Some lines in the listing below may include the string "физических". How many are there? Give only the number.
-*-*-
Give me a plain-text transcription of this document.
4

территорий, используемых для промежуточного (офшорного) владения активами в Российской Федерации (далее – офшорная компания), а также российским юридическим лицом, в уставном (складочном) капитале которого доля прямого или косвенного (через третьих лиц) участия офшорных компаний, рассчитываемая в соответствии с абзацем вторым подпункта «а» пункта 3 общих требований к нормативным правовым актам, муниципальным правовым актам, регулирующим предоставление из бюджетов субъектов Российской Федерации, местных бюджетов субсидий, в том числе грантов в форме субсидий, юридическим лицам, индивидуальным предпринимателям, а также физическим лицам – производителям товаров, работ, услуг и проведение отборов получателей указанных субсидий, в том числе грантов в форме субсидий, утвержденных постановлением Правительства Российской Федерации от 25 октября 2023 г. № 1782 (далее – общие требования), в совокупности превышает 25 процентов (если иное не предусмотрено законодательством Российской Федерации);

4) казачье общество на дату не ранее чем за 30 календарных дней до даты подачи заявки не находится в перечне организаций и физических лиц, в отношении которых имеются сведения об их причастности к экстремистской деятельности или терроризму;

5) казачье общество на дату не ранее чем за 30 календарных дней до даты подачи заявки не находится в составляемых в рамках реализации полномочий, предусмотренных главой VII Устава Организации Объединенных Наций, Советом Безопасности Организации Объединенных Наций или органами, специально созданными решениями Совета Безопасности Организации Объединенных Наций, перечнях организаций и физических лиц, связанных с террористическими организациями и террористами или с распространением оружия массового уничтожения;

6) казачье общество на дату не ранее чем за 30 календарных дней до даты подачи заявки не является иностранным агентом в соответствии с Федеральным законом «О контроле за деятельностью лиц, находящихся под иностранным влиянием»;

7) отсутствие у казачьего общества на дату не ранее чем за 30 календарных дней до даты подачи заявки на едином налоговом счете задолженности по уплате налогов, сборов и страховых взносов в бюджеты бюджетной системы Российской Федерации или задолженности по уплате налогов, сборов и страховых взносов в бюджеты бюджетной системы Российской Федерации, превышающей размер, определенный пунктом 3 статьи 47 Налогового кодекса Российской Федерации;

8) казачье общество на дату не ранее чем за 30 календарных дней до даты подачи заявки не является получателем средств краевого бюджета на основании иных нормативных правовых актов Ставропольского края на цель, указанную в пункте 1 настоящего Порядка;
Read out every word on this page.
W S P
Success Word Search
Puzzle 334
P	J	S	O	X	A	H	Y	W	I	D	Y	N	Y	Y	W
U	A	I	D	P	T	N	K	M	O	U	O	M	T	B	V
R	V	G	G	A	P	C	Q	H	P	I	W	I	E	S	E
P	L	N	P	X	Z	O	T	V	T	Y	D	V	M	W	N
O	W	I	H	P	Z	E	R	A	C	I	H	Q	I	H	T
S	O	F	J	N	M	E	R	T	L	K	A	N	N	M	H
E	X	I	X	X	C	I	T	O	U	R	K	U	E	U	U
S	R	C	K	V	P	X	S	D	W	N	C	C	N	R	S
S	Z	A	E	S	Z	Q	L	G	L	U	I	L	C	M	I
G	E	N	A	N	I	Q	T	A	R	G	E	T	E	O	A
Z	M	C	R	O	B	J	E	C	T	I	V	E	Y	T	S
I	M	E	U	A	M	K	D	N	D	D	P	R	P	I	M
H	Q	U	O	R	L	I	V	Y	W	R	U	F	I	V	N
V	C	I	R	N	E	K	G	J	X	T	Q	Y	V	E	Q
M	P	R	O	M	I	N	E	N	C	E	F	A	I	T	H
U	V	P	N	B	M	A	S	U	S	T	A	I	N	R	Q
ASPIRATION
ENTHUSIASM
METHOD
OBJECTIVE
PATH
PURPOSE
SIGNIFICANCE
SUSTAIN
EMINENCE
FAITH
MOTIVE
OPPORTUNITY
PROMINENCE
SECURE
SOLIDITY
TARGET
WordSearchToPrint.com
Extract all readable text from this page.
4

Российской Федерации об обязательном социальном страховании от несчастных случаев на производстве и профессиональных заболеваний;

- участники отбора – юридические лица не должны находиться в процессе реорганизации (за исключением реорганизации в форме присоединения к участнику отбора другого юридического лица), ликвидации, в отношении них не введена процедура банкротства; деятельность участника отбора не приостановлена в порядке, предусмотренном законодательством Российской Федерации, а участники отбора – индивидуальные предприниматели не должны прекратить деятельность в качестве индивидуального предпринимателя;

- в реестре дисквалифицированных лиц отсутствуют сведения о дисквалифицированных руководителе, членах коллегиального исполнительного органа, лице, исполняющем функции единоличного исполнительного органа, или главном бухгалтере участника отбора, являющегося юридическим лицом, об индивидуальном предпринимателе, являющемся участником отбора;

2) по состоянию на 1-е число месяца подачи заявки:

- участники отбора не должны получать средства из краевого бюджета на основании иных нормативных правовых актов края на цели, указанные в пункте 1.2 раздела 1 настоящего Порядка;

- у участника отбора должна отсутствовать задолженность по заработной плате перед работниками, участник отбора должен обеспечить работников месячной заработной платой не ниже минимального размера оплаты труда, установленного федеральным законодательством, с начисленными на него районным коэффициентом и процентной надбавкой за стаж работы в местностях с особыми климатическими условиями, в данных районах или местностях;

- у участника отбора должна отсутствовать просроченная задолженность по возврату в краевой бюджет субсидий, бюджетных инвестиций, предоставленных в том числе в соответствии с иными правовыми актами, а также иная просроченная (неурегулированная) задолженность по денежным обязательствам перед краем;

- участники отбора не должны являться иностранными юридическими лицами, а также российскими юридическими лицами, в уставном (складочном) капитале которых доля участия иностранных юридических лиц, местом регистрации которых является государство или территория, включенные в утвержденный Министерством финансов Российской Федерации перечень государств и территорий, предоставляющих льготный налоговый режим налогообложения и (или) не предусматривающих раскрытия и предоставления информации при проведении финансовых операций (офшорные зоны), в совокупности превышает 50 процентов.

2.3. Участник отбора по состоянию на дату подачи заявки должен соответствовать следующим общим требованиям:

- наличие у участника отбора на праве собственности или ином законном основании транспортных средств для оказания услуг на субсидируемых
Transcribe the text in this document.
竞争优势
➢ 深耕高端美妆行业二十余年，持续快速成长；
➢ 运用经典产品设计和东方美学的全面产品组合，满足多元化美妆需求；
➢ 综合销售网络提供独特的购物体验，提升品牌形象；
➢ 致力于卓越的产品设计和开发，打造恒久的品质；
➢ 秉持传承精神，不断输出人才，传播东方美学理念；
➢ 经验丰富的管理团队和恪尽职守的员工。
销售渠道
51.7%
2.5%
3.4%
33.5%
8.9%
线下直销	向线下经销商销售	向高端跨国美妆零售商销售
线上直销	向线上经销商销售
-*-*-
▸ ANSWER TO THIS EXERCISE:
2